▸ **Text to read**:
□ □ □ □ □
Machine Learning Operations

Scaling machine learning models

10 min readMay 15, 2021

Introduction to MLOps

Machine Learning Operations (MLOps) is a term that is used to define best practices for Machine learning developments and deployments, increasing model accuracy meanwhile decreasing lifecycle time. MLOps establishes the standard for the delivery of high-performance AI models in production for real-life deployments. As such, it aims to address ML model deployment challenges at the production level in the manner of well-defined technological collaboration. As organizations are heavily interested in integrating machine learning systems, understanding MLOps is more valuable than ever. This article covers the essential knowledge behind MLOps, their implementations, and their impacts.

Machine learning deployments

There are several challenges when it comes to introducing machine learning deployments in real-world applications. Many ML models that are developed never make it to production. Some ML models also require extended delivery time. MLOps is the key to address these challenges, including:

Making machine learning collaborative: Developing machine learning code and model truly collaborative is one of the common machine learning challenges. MLOps is the key to producing a machine learning model visible from data extraction to their deployments and monitoring.
Reproducibility of machine learning models: Reproducing or auditing machine learning models is another challenge that can not be served by traditional version control methods of software development. Machine learning requires versioning training-related artifacts such as data, parameters, as well as metadata.
Machine learning as a continuous process: Machine learning has to be a continuous process based on the end application and dynamic data. Being continuous, retraining a machine learning model becomes a simple task that yields higher returns.
Testing, deploying, and maintaining ML systems: Some fundamental disconnects need to be addressed to put ML models into production. MLOps combines DevOps and data engineering with machine learning to better implement and sustain an ML system in production.

Machine learning lifecycle & need for MLOps:

Understanding the machine learning lifecycle can provide better clarity for the need of MLOps for higher deployments. To start, machine learning requires a handful of operations in the lifecycle, including business objectives, data engineering (data acquisition), data science (architecting & developing models), and DevOps (deployment).
□ □ □ □ □
▸ **Supplied material**:
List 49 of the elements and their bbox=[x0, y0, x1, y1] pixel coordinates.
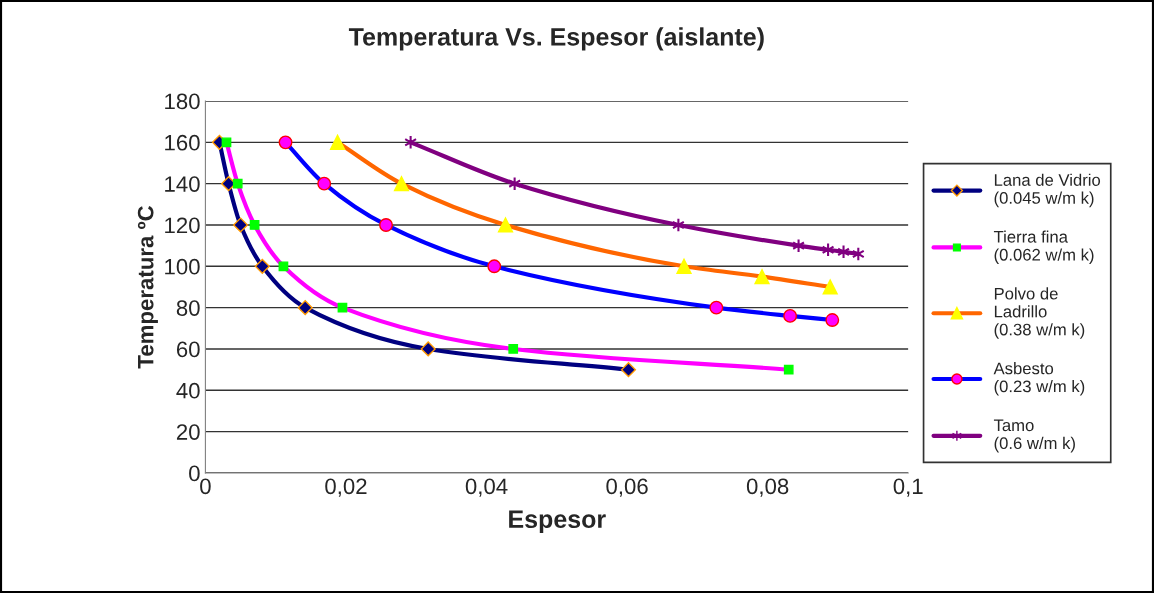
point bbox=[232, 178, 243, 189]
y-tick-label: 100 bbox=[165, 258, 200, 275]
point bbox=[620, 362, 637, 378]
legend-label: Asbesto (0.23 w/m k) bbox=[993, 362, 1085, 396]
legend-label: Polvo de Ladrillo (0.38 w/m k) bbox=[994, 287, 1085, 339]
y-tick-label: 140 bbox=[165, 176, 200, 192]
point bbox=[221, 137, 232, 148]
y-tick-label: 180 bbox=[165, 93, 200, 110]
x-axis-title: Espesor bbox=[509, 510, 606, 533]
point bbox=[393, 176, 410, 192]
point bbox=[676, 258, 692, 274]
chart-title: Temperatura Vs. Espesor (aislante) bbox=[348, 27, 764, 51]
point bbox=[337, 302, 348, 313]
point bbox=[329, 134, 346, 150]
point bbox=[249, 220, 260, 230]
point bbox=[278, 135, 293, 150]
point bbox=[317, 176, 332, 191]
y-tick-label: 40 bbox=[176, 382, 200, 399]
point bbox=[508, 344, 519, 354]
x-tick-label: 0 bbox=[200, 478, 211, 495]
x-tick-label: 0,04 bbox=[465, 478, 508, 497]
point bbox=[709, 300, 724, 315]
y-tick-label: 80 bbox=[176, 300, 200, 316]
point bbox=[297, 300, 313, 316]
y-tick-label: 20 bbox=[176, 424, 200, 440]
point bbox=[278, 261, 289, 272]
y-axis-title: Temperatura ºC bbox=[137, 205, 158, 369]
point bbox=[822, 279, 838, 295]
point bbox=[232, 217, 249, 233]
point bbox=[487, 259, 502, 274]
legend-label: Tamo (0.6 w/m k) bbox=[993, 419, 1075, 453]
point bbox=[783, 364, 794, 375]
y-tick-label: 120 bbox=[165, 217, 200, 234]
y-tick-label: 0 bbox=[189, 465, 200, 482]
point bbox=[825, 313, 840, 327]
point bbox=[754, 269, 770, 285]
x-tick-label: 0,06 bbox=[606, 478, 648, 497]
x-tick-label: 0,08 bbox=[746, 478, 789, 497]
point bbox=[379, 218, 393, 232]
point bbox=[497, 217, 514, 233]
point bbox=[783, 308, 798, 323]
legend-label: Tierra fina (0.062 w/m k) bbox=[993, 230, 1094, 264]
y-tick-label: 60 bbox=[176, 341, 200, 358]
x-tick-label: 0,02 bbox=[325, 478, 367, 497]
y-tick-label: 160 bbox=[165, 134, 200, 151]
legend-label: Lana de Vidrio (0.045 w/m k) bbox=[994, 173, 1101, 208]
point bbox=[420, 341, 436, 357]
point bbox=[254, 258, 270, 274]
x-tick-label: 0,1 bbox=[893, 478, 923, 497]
□ □ □ □ □
▸ **Work required**: Copy the MLOps article from "There are several" to "well as metadata.", inclusive, and swap "auditing" for "verifying".

▸ **Task response**:
There are several challenges when it comes to introducing machine learning deployments in real-world applications. Many ML models that are developed never make it to production. Some ML models also require extended delivery time. MLOps is the key to address these challenges, including:

Making machine learning collaborative: Developing machine learning code and model truly collaborative is one of the common machine learning challenges. MLOps is the key to producing a machine learning model visible from data extraction to their deployments and monitoring.
Reproducibility of machine learning models: Reproducing or verifying machine learning models is another challenge that can not be served by traditional version control methods of software development. Machine learning requires versioning training-related artifacts such as data, parameters, as well as metadata.